Output the data word for word, dropping every image.

== == ==

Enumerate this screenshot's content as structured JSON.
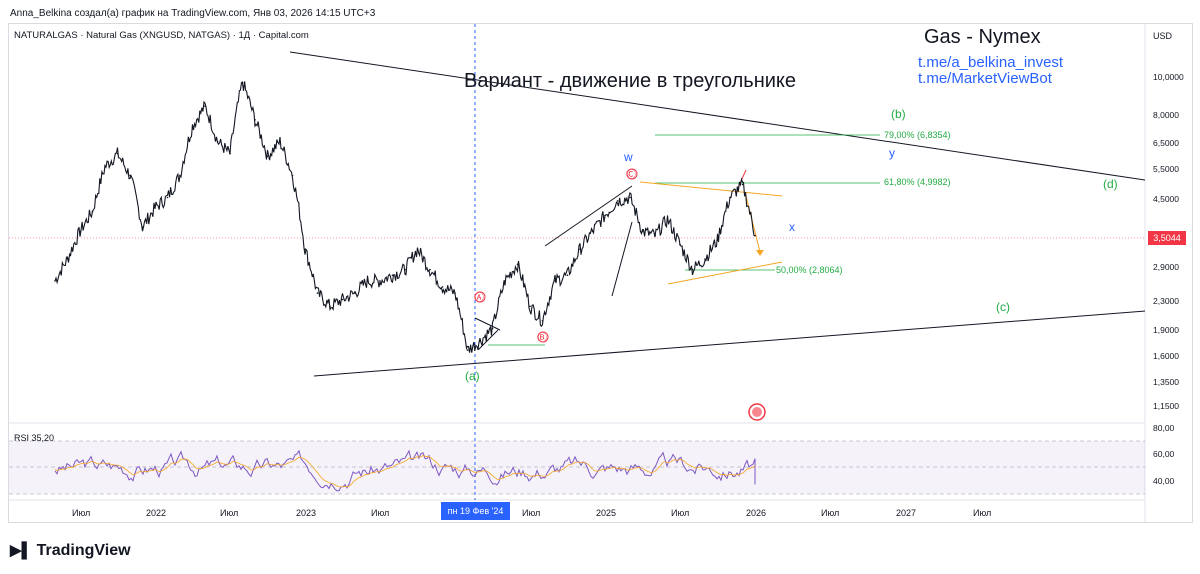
{
  "header": {
    "attribution": "Anna_Belkina создал(а) график на TradingView.com, Янв 03, 2026 14:15 UTC+3"
  },
  "symbol_line": "NATURALGAS · Natural Gas (XNGUSD, NATGAS) · 1Д · Capital.com",
  "annotations": {
    "title": "Gas - Nymex",
    "link1": "t.me/a_belkina_invest",
    "link2": "t.me/MarketViewBot",
    "variant": "Вариант - движение в треугольнике"
  },
  "currency": "USD",
  "current_price": "3,5044",
  "rsi_label": "RSI  35,20",
  "branding": "TradingView",
  "colors": {
    "accent": "#2962ff",
    "price_tag": "#f23645",
    "green": "#22ab42",
    "orange": "#f5a623",
    "rsi": "#7e57c2"
  },
  "chart_data": {
    "type": "line",
    "y_axis": {
      "scale": "log",
      "ticks": [
        "10,0000",
        "8,0000",
        "6,5000",
        "5,5000",
        "4,5000",
        "3,5044",
        "2,9000",
        "2,3000",
        "1,9000",
        "1,6000",
        "1,3500",
        "1,1500"
      ]
    },
    "x_axis": {
      "ticks": [
        "Июл",
        "2022",
        "Июл",
        "2023",
        "Июл",
        "пн 19 Фев '24",
        "Июл",
        "2025",
        "Июл",
        "2026",
        "Июл",
        "2027",
        "Июл"
      ],
      "crosshair_label": "пн 19 Фев '24"
    },
    "series": [
      {
        "values": [
          {
            "x": "2021-05",
            "y": 2.6
          },
          {
            "x": "2021-06",
            "y": 3.0
          },
          {
            "x": "2021-07",
            "y": 3.6
          },
          {
            "x": "2021-08",
            "y": 4.1
          },
          {
            "x": "2021-09",
            "y": 5.5
          },
          {
            "x": "2021-10",
            "y": 6.0
          },
          {
            "x": "2021-11",
            "y": 5.2
          },
          {
            "x": "2021-12",
            "y": 3.7
          },
          {
            "x": "2022-01",
            "y": 4.2
          },
          {
            "x": "2022-02",
            "y": 4.5
          },
          {
            "x": "2022-03",
            "y": 5.2
          },
          {
            "x": "2022-04",
            "y": 7.2
          },
          {
            "x": "2022-05",
            "y": 8.2
          },
          {
            "x": "2022-06",
            "y": 6.5
          },
          {
            "x": "2022-07",
            "y": 6.0
          },
          {
            "x": "2022-08",
            "y": 9.6
          },
          {
            "x": "2022-09",
            "y": 7.5
          },
          {
            "x": "2022-10",
            "y": 5.9
          },
          {
            "x": "2022-11",
            "y": 6.5
          },
          {
            "x": "2022-12",
            "y": 5.2
          },
          {
            "x": "2023-01",
            "y": 3.2
          },
          {
            "x": "2023-02",
            "y": 2.4
          },
          {
            "x": "2023-03",
            "y": 2.2
          },
          {
            "x": "2023-04",
            "y": 2.3
          },
          {
            "x": "2023-05",
            "y": 2.4
          },
          {
            "x": "2023-06",
            "y": 2.6
          },
          {
            "x": "2023-07",
            "y": 2.6
          },
          {
            "x": "2023-08",
            "y": 2.7
          },
          {
            "x": "2023-09",
            "y": 2.8
          },
          {
            "x": "2023-10",
            "y": 3.2
          },
          {
            "x": "2023-11",
            "y": 2.8
          },
          {
            "x": "2023-12",
            "y": 2.5
          },
          {
            "x": "2024-01",
            "y": 2.4
          },
          {
            "x": "2024-02",
            "y": 1.65
          },
          {
            "x": "2024-03",
            "y": 1.75
          },
          {
            "x": "2024-04",
            "y": 1.9
          },
          {
            "x": "2024-05",
            "y": 2.6
          },
          {
            "x": "2024-06",
            "y": 2.9
          },
          {
            "x": "2024-07",
            "y": 2.2
          },
          {
            "x": "2024-08",
            "y": 2.0
          },
          {
            "x": "2024-09",
            "y": 2.6
          },
          {
            "x": "2024-10",
            "y": 2.7
          },
          {
            "x": "2024-11",
            "y": 3.2
          },
          {
            "x": "2024-12",
            "y": 3.6
          },
          {
            "x": "2025-01",
            "y": 4.0
          },
          {
            "x": "2025-02",
            "y": 4.4
          },
          {
            "x": "2025-03",
            "y": 4.5
          },
          {
            "x": "2025-04",
            "y": 3.6
          },
          {
            "x": "2025-05",
            "y": 3.5
          },
          {
            "x": "2025-06",
            "y": 3.9
          },
          {
            "x": "2025-07",
            "y": 3.3
          },
          {
            "x": "2025-08",
            "y": 2.8
          },
          {
            "x": "2025-09",
            "y": 3.0
          },
          {
            "x": "2025-10",
            "y": 3.4
          },
          {
            "x": "2025-11",
            "y": 4.5
          },
          {
            "x": "2025-12",
            "y": 4.9
          },
          {
            "x": "2026-01",
            "y": 3.5
          }
        ]
      }
    ],
    "fib_levels": [
      {
        "label": "79,00% (6,8354)",
        "value": 6.8354
      },
      {
        "label": "61,80% (4,9982)",
        "value": 4.9982
      },
      {
        "label": "50,00% (2,8064)",
        "value": 2.8064
      }
    ],
    "wave_labels": [
      "(a)",
      "(b)",
      "(c)",
      "(d)",
      "w",
      "x",
      "y",
      "Ⓐ",
      "Ⓑ",
      "Ⓒ"
    ],
    "rsi": {
      "ticks": [
        "80,00",
        "60,00",
        "40,00"
      ],
      "value": 35.2,
      "bands": [
        70,
        30
      ]
    }
  }
}
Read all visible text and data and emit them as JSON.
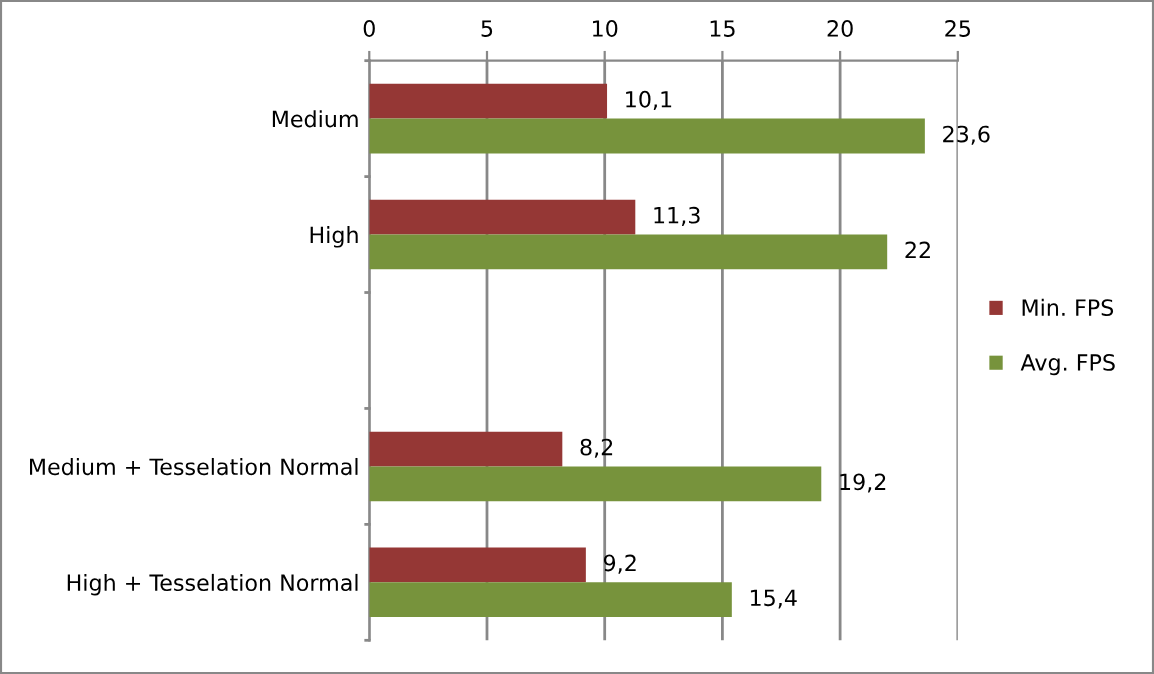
{
  "chart_data": {
    "type": "bar",
    "orientation": "horizontal",
    "categories": [
      "Medium",
      "High",
      null,
      "Medium + Tesselation Normal",
      "High + Tesselation Normal"
    ],
    "series": [
      {
        "name": "Min. FPS",
        "color": "#953735",
        "values": [
          10.1,
          11.3,
          null,
          8.2,
          9.2
        ],
        "value_labels": [
          "10,1",
          "11,3",
          null,
          "8,2",
          "9,2"
        ]
      },
      {
        "name": "Avg. FPS",
        "color": "#77933c",
        "values": [
          23.6,
          22,
          null,
          19.2,
          15.4
        ],
        "value_labels": [
          "23,6",
          "22",
          null,
          "19,2",
          "15,4"
        ]
      }
    ],
    "xlim": [
      0,
      25
    ],
    "xticks": [
      0,
      5,
      10,
      15,
      20,
      25
    ],
    "grid": "x",
    "legend": "right"
  }
}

== == ==

● Full answer
Enumerate this screenshot's content as structured JSON.
{
  "header": {
    "attribution": "Anna_Belkina создал(а) график на TradingView.com, Янв 03, 2026 14:15 UTC+3"
  },
  "symbol_line": "NATURALGAS · Natural Gas (XNGUSD, NATGAS) · 1Д · Capital.com",
  "annotations": {
    "title": "Gas - Nymex",
    "link1": "t.me/a_belkina_invest",
    "link2": "t.me/MarketViewBot",
    "variant": "Вариант - движение в треугольнике"
  },
  "currency": "USD",
  "current_price": "3,5044",
  "rsi_label": "RSI  35,20",
  "branding": "TradingView",
  "colors": {
    "accent": "#2962ff",
    "price_tag": "#f23645",
    "green": "#22ab42",
    "orange": "#f5a623",
    "rsi": "#7e57c2"
  },
  "chart_data": {
    "type": "line",
    "y_axis": {
      "scale": "log",
      "ticks": [
        "10,0000",
        "8,0000",
        "6,5000",
        "5,5000",
        "4,5000",
        "3,5044",
        "2,9000",
        "2,3000",
        "1,9000",
        "1,6000",
        "1,3500",
        "1,1500"
      ]
    },
    "x_axis": {
      "ticks": [
        "Июл",
        "2022",
        "Июл",
        "2023",
        "Июл",
        "пн 19 Фев '24",
        "Июл",
        "2025",
        "Июл",
        "2026",
        "Июл",
        "2027",
        "Июл"
      ],
      "crosshair_label": "пн 19 Фев '24"
    },
    "series": [
      {
        "values": [
          {
            "x": "2021-05",
            "y": 2.6
          },
          {
            "x": "2021-06",
            "y": 3.0
          },
          {
            "x": "2021-07",
            "y": 3.6
          },
          {
            "x": "2021-08",
            "y": 4.1
          },
          {
            "x": "2021-09",
            "y": 5.5
          },
          {
            "x": "2021-10",
            "y": 6.0
          },
          {
            "x": "2021-11",
            "y": 5.2
          },
          {
            "x": "2021-12",
            "y": 3.7
          },
          {
            "x": "2022-01",
            "y": 4.2
          },
          {
            "x": "2022-02",
            "y": 4.5
          },
          {
            "x": "2022-03",
            "y": 5.2
          },
          {
            "x": "2022-04",
            "y": 7.2
          },
          {
            "x": "2022-05",
            "y": 8.2
          },
          {
            "x": "2022-06",
            "y": 6.5
          },
          {
            "x": "2022-07",
            "y": 6.0
          },
          {
            "x": "2022-08",
            "y": 9.6
          },
          {
            "x": "2022-09",
            "y": 7.5
          },
          {
            "x": "2022-10",
            "y": 5.9
          },
          {
            "x": "2022-11",
            "y": 6.5
          },
          {
            "x": "2022-12",
            "y": 5.2
          },
          {
            "x": "2023-01",
            "y": 3.2
          },
          {
            "x": "2023-02",
            "y": 2.4
          },
          {
            "x": "2023-03",
            "y": 2.2
          },
          {
            "x": "2023-04",
            "y": 2.3
          },
          {
            "x": "2023-05",
            "y": 2.4
          },
          {
            "x": "2023-06",
            "y": 2.6
          },
          {
            "x": "2023-07",
            "y": 2.6
          },
          {
            "x": "2023-08",
            "y": 2.7
          },
          {
            "x": "2023-09",
            "y": 2.8
          },
          {
            "x": "2023-10",
            "y": 3.2
          },
          {
            "x": "2023-11",
            "y": 2.8
          },
          {
            "x": "2023-12",
            "y": 2.5
          },
          {
            "x": "2024-01",
            "y": 2.4
          },
          {
            "x": "2024-02",
            "y": 1.65
          },
          {
            "x": "2024-03",
            "y": 1.75
          },
          {
            "x": "2024-04",
            "y": 1.9
          },
          {
            "x": "2024-05",
            "y": 2.6
          },
          {
            "x": "2024-06",
            "y": 2.9
          },
          {
            "x": "2024-07",
            "y": 2.2
          },
          {
            "x": "2024-08",
            "y": 2.0
          },
          {
            "x": "2024-09",
            "y": 2.6
          },
          {
            "x": "2024-10",
            "y": 2.7
          },
          {
            "x": "2024-11",
            "y": 3.2
          },
          {
            "x": "2024-12",
            "y": 3.6
          },
          {
            "x": "2025-01",
            "y": 4.0
          },
          {
            "x": "2025-02",
            "y": 4.4
          },
          {
            "x": "2025-03",
            "y": 4.5
          },
          {
            "x": "2025-04",
            "y": 3.6
          },
          {
            "x": "2025-05",
            "y": 3.5
          },
          {
            "x": "2025-06",
            "y": 3.9
          },
          {
            "x": "2025-07",
            "y": 3.3
          },
          {
            "x": "2025-08",
            "y": 2.8
          },
          {
            "x": "2025-09",
            "y": 3.0
          },
          {
            "x": "2025-10",
            "y": 3.4
          },
          {
            "x": "2025-11",
            "y": 4.5
          },
          {
            "x": "2025-12",
            "y": 4.9
          },
          {
            "x": "2026-01",
            "y": 3.5
          }
        ]
      }
    ],
    "fib_levels": [
      {
        "label": "79,00% (6,8354)",
        "value": 6.8354
      },
      {
        "label": "61,80% (4,9982)",
        "value": 4.9982
      },
      {
        "label": "50,00% (2,8064)",
        "value": 2.8064
      }
    ],
    "wave_labels": [
      "(a)",
      "(b)",
      "(c)",
      "(d)",
      "w",
      "x",
      "y",
      "Ⓐ",
      "Ⓑ",
      "Ⓒ"
    ],
    "rsi": {
      "ticks": [
        "80,00",
        "60,00",
        "40,00"
      ],
      "value": 35.2,
      "bands": [
        70,
        30
      ]
    }
  }
}
Read all visible text and data and emit them as JSON.
{
  "chart_data": {
    "type": "bar",
    "orientation": "horizontal",
    "categories": [
      "Medium",
      "High",
      null,
      "Medium + Tesselation Normal",
      "High + Tesselation Normal"
    ],
    "series": [
      {
        "name": "Min. FPS",
        "color": "#953735",
        "values": [
          10.1,
          11.3,
          null,
          8.2,
          9.2
        ],
        "value_labels": [
          "10,1",
          "11,3",
          null,
          "8,2",
          "9,2"
        ]
      },
      {
        "name": "Avg. FPS",
        "color": "#77933c",
        "values": [
          23.6,
          22,
          null,
          19.2,
          15.4
        ],
        "value_labels": [
          "23,6",
          "22",
          null,
          "19,2",
          "15,4"
        ]
      }
    ],
    "xlim": [
      0,
      25
    ],
    "xticks": [
      0,
      5,
      10,
      15,
      20,
      25
    ],
    "grid": "x",
    "legend": "right"
  }
}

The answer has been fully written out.